- Dataset items:

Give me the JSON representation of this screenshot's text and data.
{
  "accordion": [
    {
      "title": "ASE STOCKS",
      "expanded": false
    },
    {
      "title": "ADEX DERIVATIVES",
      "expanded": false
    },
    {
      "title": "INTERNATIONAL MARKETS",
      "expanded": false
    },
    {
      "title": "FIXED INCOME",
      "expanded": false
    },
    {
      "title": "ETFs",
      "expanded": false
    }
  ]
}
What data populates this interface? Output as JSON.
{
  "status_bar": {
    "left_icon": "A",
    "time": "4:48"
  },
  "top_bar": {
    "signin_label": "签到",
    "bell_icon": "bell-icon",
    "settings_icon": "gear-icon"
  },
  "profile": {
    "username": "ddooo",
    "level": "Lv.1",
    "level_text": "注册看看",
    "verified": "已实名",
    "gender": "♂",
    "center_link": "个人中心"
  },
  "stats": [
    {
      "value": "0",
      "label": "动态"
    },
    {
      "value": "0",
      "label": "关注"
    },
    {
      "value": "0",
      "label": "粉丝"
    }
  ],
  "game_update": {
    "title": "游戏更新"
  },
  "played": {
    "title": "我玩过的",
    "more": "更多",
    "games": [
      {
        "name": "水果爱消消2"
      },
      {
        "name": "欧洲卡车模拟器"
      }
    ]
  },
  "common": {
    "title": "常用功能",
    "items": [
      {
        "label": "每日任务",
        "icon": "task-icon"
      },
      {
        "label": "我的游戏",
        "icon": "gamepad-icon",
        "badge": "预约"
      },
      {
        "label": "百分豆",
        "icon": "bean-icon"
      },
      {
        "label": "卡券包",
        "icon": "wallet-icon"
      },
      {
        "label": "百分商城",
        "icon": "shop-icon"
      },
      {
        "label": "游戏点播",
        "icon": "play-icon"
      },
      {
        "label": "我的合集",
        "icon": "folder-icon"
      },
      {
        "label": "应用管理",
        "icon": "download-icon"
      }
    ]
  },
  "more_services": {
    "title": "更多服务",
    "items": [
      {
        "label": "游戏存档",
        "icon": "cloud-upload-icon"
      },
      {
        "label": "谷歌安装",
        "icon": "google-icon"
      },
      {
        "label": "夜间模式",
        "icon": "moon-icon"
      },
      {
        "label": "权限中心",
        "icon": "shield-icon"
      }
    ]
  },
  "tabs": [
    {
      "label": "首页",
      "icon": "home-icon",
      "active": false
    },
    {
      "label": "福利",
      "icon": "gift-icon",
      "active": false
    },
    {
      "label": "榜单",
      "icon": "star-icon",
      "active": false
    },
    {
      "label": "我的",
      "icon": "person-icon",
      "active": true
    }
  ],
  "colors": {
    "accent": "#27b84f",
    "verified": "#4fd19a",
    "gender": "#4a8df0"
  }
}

- EXERCISE PROMPT:
Return the entries above exactly, each one complete.

- THE ANSWER:
Give me the JSON representation of this screenshot's text and data.
{
  "accordion": [
    {
      "title": "ASE STOCKS",
      "expanded": false
    },
    {
      "title": "ADEX DERIVATIVES",
      "expanded": false
    },
    {
      "title": "INTERNATIONAL MARKETS",
      "expanded": false
    },
    {
      "title": "FIXED INCOME",
      "expanded": false
    },
    {
      "title": "ETFs",
      "expanded": false
    }
  ]
}
What data populates this interface? Output as JSON.
{
  "status_bar": {
    "left_icon": "A",
    "time": "4:48"
  },
  "top_bar": {
    "signin_label": "签到",
    "bell_icon": "bell-icon",
    "settings_icon": "gear-icon"
  },
  "profile": {
    "username": "ddooo",
    "level": "Lv.1",
    "level_text": "注册看看",
    "verified": "已实名",
    "gender": "♂",
    "center_link": "个人中心"
  },
  "stats": [
    {
      "value": "0",
      "label": "动态"
    },
    {
      "value": "0",
      "label": "关注"
    },
    {
      "value": "0",
      "label": "粉丝"
    }
  ],
  "game_update": {
    "title": "游戏更新"
  },
  "played": {
    "title": "我玩过的",
    "more": "更多",
    "games": [
      {
        "name": "水果爱消消2"
      },
      {
        "name": "欧洲卡车模拟器"
      }
    ]
  },
  "common": {
    "title": "常用功能",
    "items": [
      {
        "label": "每日任务",
        "icon": "task-icon"
      },
      {
        "label": "我的游戏",
        "icon": "gamepad-icon",
        "badge": "预约"
      },
      {
        "label": "百分豆",
        "icon": "bean-icon"
      },
      {
        "label": "卡券包",
        "icon": "wallet-icon"
      },
      {
        "label": "百分商城",
        "icon": "shop-icon"
      },
      {
        "label": "游戏点播",
        "icon": "play-icon"
      },
      {
        "label": "我的合集",
        "icon": "folder-icon"
      },
      {
        "label": "应用管理",
        "icon": "download-icon"
      }
    ]
  },
  "more_services": {
    "title": "更多服务",
    "items": [
      {
        "label": "游戏存档",
        "icon": "cloud-upload-icon"
      },
      {
        "label": "谷歌安装",
        "icon": "google-icon"
      },
      {
        "label": "夜间模式",
        "icon": "moon-icon"
      },
      {
        "label": "权限中心",
        "icon": "shield-icon"
      }
    ]
  },
  "tabs": [
    {
      "label": "首页",
      "icon": "home-icon",
      "active": false
    },
    {
      "label": "福利",
      "icon": "gift-icon",
      "active": false
    },
    {
      "label": "榜单",
      "icon": "star-icon",
      "active": false
    },
    {
      "label": "我的",
      "icon": "person-icon",
      "active": true
    }
  ],
  "colors": {
    "accent": "#27b84f",
    "verified": "#4fd19a",
    "gender": "#4a8df0"
  }
}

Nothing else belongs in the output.